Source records
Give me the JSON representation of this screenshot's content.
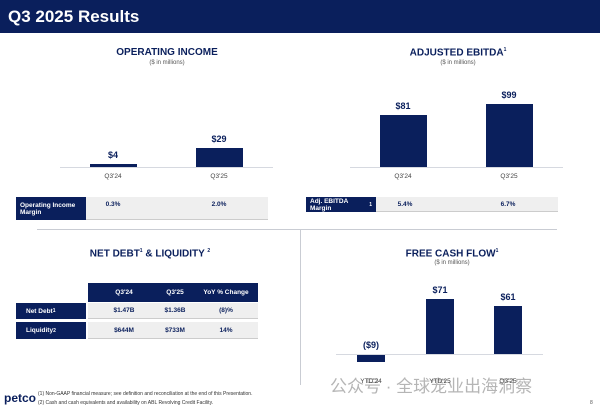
{
  "header": {
    "title": "Q3 2025 Results"
  },
  "chart_data": [
    {
      "id": "op",
      "type": "bar",
      "title": "OPERATING INCOME",
      "subtitle": "($ in millions)",
      "categories": [
        "Q3'24",
        "Q3'25"
      ],
      "values": [
        4,
        29
      ],
      "data_labels": [
        "$4",
        "$29"
      ],
      "ylim": [
        0,
        90
      ],
      "table": {
        "label": "Operating Income Margin",
        "values": [
          "0.3%",
          "2.0%"
        ]
      }
    },
    {
      "id": "ebitda",
      "type": "bar",
      "title": "ADJUSTED EBITDA",
      "title_sup": "1",
      "subtitle": "($ in millions)",
      "categories": [
        "Q3'24",
        "Q3'25"
      ],
      "values": [
        81,
        99
      ],
      "data_labels": [
        "$81",
        "$99"
      ],
      "ylim": [
        0,
        99
      ],
      "table": {
        "label": "Adj. EBITDA Margin",
        "label_sup": "1",
        "values": [
          "5.4%",
          "6.7%"
        ]
      }
    },
    {
      "id": "fcf",
      "type": "bar",
      "title": "FREE CASH FLOW",
      "title_sup": "1",
      "subtitle": "($ in millions)",
      "categories": [
        "YTD'24",
        "YTD'25",
        "Q3'25"
      ],
      "values": [
        -9,
        71,
        61
      ],
      "data_labels": [
        "($9)",
        "$71",
        "$61"
      ],
      "ylim": [
        -9,
        71
      ]
    }
  ],
  "net_debt": {
    "title": "NET DEBT",
    "title_sup1": "1",
    "title_mid": " & LIQUIDITY ",
    "title_sup2": "2",
    "columns": [
      "Q3'24",
      "Q3'25",
      "YoY % Change"
    ],
    "rows": [
      {
        "label": "Net Debt",
        "sup": "1",
        "values": [
          "$1.47B",
          "$1.36B",
          "(8)%"
        ]
      },
      {
        "label": "Liquidity",
        "sup": "2",
        "values": [
          "$644M",
          "$733M",
          "14%"
        ]
      }
    ]
  },
  "footer": {
    "logo": "petco",
    "footnotes": [
      "(1)   Non-GAAP financial measure; see definition and reconciliation at the end of this Presentation.",
      "(2)   Cash and cash equivalents and availability on ABL Revolving Credit Facility."
    ],
    "page": "8"
  },
  "watermark": "公众号 · 全球宠业出海洞察",
  "colors": {
    "navy": "#0a1f5c",
    "gray": "#efefef"
  }
}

= STATED TASK =
Copy the listing over exactly, skipping the pictures it holds.

= TASK RESULT =
Give me the JSON representation of this screenshot's content.
{
  "header": {
    "title": "Q3 2025 Results"
  },
  "chart_data": [
    {
      "id": "op",
      "type": "bar",
      "title": "OPERATING INCOME",
      "subtitle": "($ in millions)",
      "categories": [
        "Q3'24",
        "Q3'25"
      ],
      "values": [
        4,
        29
      ],
      "data_labels": [
        "$4",
        "$29"
      ],
      "ylim": [
        0,
        90
      ],
      "table": {
        "label": "Operating Income Margin",
        "values": [
          "0.3%",
          "2.0%"
        ]
      }
    },
    {
      "id": "ebitda",
      "type": "bar",
      "title": "ADJUSTED EBITDA",
      "title_sup": "1",
      "subtitle": "($ in millions)",
      "categories": [
        "Q3'24",
        "Q3'25"
      ],
      "values": [
        81,
        99
      ],
      "data_labels": [
        "$81",
        "$99"
      ],
      "ylim": [
        0,
        99
      ],
      "table": {
        "label": "Adj. EBITDA Margin",
        "label_sup": "1",
        "values": [
          "5.4%",
          "6.7%"
        ]
      }
    },
    {
      "id": "fcf",
      "type": "bar",
      "title": "FREE CASH FLOW",
      "title_sup": "1",
      "subtitle": "($ in millions)",
      "categories": [
        "YTD'24",
        "YTD'25",
        "Q3'25"
      ],
      "values": [
        -9,
        71,
        61
      ],
      "data_labels": [
        "($9)",
        "$71",
        "$61"
      ],
      "ylim": [
        -9,
        71
      ]
    }
  ],
  "net_debt": {
    "title": "NET DEBT",
    "title_sup1": "1",
    "title_mid": " & LIQUIDITY ",
    "title_sup2": "2",
    "columns": [
      "Q3'24",
      "Q3'25",
      "YoY % Change"
    ],
    "rows": [
      {
        "label": "Net Debt",
        "sup": "1",
        "values": [
          "$1.47B",
          "$1.36B",
          "(8)%"
        ]
      },
      {
        "label": "Liquidity",
        "sup": "2",
        "values": [
          "$644M",
          "$733M",
          "14%"
        ]
      }
    ]
  },
  "footer": {
    "logo": "petco",
    "footnotes": [
      "(1)   Non-GAAP financial measure; see definition and reconciliation at the end of this Presentation.",
      "(2)   Cash and cash equivalents and availability on ABL Revolving Credit Facility."
    ],
    "page": "8"
  },
  "watermark": "公众号 · 全球宠业出海洞察",
  "colors": {
    "navy": "#0a1f5c",
    "gray": "#efefef"
  }
}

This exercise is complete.